▶ _Aim_:
Which lines below hold the word "справочным"? Copy all of them.

(Extracted records)
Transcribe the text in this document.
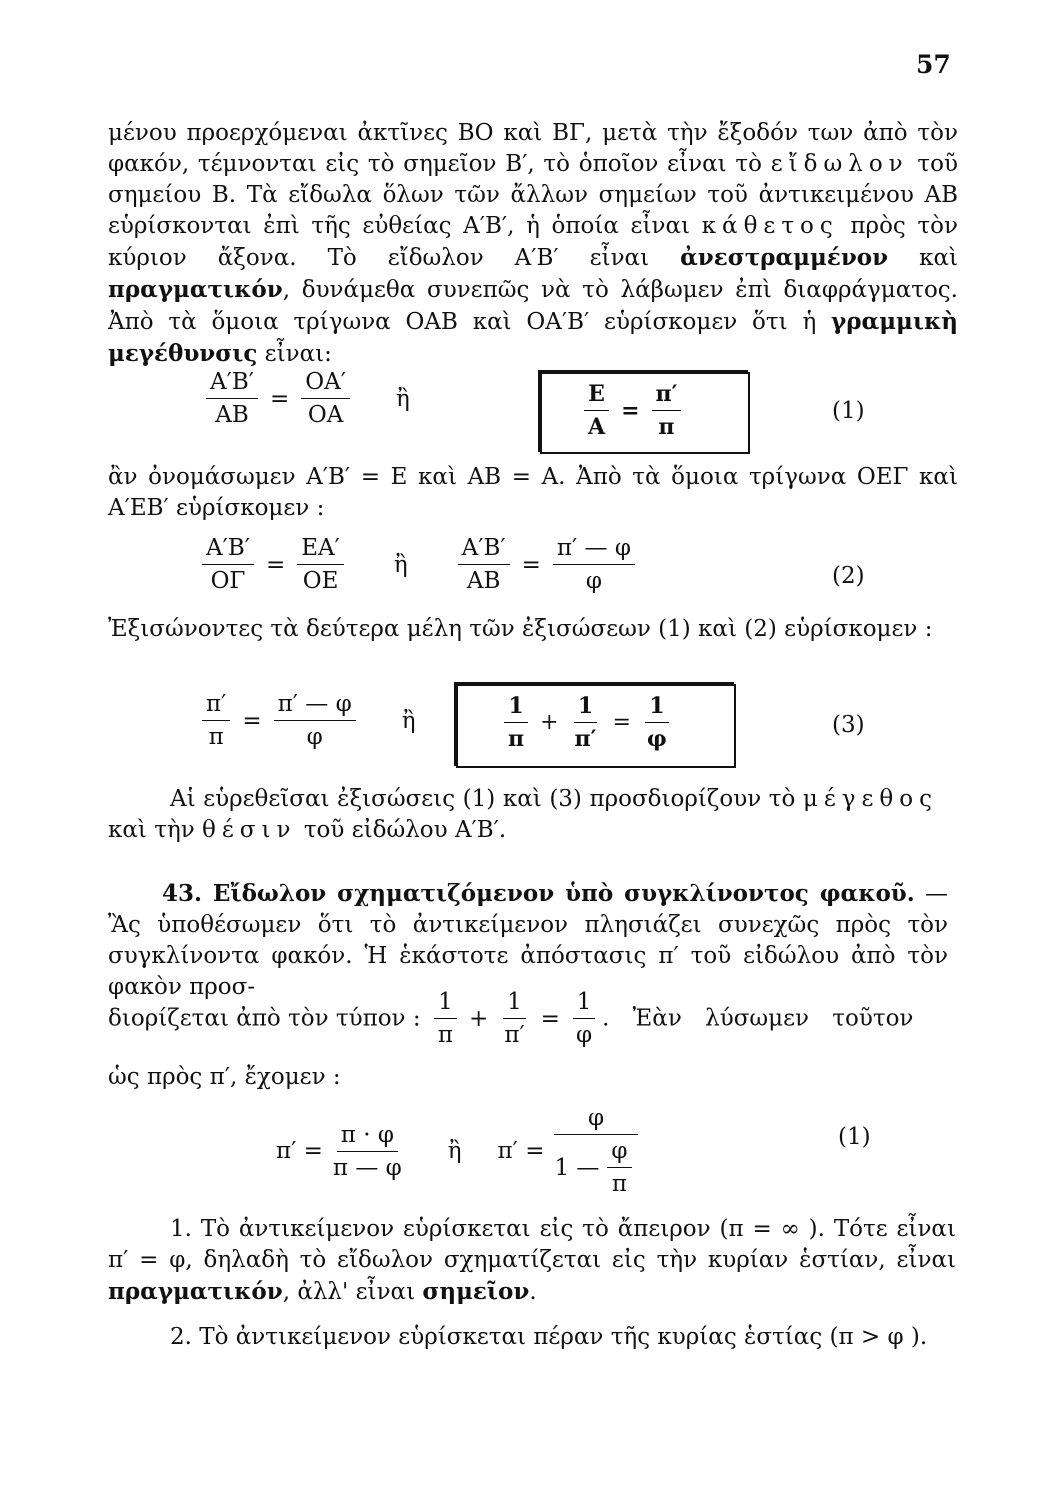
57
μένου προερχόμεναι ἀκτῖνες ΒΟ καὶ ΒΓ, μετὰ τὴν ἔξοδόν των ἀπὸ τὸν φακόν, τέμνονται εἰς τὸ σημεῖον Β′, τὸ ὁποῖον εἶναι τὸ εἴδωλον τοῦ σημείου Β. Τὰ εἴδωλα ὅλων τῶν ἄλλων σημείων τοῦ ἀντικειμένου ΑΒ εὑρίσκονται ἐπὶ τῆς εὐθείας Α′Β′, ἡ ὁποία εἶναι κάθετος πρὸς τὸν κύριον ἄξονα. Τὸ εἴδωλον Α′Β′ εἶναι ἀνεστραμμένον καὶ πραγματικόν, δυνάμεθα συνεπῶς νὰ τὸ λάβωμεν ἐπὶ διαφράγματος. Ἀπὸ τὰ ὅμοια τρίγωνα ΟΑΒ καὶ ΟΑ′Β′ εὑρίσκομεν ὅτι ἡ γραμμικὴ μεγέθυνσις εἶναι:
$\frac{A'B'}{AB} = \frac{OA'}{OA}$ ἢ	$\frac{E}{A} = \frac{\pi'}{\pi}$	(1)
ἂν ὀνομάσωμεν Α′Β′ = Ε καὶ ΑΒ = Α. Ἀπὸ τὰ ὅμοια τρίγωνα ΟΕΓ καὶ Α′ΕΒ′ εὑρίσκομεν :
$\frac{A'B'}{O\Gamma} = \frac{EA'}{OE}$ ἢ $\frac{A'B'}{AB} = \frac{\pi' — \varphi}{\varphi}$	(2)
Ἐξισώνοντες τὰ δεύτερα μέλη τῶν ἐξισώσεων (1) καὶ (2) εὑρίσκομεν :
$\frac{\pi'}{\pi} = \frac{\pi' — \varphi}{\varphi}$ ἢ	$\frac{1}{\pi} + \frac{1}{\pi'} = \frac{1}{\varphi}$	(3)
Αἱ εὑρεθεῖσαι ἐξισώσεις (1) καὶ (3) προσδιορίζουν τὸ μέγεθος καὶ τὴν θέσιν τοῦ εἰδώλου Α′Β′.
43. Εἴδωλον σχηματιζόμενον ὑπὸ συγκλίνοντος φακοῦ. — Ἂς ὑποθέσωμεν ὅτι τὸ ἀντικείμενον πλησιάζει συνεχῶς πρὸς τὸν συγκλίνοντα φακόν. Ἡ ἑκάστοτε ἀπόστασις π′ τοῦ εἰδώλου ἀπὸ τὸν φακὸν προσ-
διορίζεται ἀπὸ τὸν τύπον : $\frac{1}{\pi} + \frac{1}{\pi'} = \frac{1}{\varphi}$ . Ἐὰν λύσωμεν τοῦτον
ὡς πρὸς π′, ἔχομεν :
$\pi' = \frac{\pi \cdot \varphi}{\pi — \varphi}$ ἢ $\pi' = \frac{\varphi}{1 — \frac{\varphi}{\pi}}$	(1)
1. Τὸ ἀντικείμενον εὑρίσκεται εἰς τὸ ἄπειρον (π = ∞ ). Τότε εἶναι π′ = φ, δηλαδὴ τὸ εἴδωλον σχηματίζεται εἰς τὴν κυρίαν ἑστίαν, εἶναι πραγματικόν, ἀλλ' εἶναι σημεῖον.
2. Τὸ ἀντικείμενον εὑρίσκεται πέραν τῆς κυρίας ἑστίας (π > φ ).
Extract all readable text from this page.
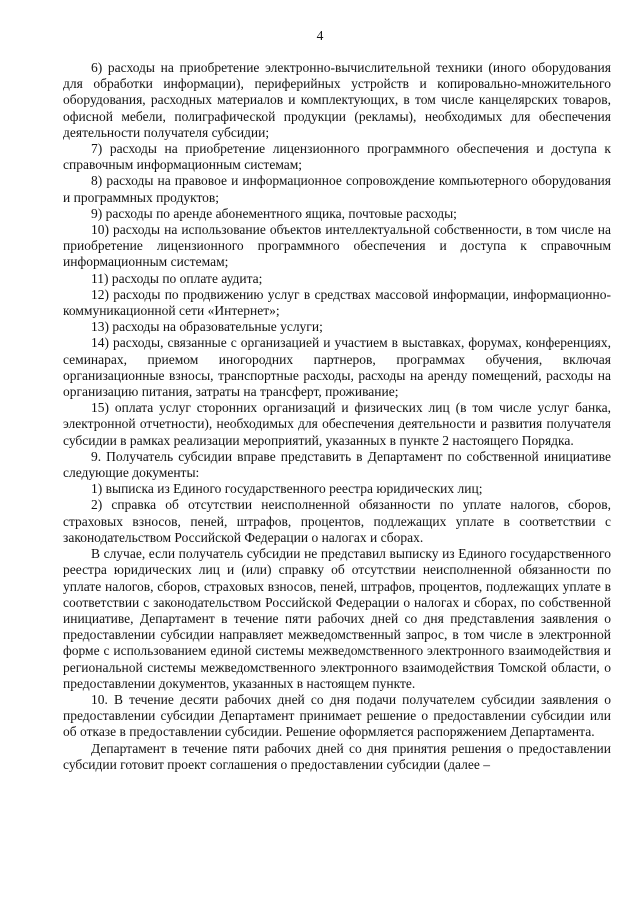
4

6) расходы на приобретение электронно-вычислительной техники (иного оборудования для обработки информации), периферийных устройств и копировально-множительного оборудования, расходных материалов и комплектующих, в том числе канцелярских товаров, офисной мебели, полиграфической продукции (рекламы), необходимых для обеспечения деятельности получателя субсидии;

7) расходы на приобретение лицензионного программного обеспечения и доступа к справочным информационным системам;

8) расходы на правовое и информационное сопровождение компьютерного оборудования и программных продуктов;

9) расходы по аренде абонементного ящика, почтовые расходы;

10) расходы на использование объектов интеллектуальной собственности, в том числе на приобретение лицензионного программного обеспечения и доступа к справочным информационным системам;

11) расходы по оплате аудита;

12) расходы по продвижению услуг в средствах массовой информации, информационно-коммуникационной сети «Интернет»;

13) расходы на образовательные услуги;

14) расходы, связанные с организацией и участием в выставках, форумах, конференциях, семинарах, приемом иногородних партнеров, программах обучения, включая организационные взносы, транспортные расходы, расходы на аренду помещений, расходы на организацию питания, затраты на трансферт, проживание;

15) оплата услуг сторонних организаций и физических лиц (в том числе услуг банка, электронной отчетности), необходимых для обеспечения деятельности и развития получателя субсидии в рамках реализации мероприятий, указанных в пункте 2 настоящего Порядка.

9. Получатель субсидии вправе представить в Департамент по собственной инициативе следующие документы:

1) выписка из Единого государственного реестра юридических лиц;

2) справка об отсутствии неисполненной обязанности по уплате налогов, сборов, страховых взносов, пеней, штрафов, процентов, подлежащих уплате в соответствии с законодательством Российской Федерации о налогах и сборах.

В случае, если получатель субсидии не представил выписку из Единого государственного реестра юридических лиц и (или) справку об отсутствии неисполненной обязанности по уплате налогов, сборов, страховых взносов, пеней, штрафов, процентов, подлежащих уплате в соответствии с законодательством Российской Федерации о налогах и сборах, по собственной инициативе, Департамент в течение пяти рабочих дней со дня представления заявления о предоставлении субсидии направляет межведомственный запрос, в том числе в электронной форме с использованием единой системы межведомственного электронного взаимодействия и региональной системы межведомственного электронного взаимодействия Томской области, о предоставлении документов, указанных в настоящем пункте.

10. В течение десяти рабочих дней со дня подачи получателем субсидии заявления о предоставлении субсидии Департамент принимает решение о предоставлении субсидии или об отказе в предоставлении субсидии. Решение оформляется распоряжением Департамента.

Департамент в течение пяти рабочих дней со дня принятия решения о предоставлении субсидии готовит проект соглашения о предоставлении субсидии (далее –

==

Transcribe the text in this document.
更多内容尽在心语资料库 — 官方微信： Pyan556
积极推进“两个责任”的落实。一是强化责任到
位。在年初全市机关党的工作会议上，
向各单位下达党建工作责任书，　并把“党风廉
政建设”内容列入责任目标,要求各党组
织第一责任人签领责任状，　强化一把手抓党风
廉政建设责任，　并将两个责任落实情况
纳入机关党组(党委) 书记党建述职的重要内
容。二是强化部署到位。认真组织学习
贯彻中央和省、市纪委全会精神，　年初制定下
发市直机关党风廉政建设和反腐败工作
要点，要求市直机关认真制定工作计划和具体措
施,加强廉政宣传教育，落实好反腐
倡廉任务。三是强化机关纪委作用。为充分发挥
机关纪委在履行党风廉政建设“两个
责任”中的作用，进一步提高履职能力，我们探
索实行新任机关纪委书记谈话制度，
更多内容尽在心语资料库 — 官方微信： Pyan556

▶ _The output_:
7) расходы на приобретение лицензионного программного обеспечения и доступа к справочным информационным системам;
10) расходы на использование объектов интеллектуальной собственности, в том числе на приобретение лицензионного программного обеспечения и доступа к справочным информационным системам;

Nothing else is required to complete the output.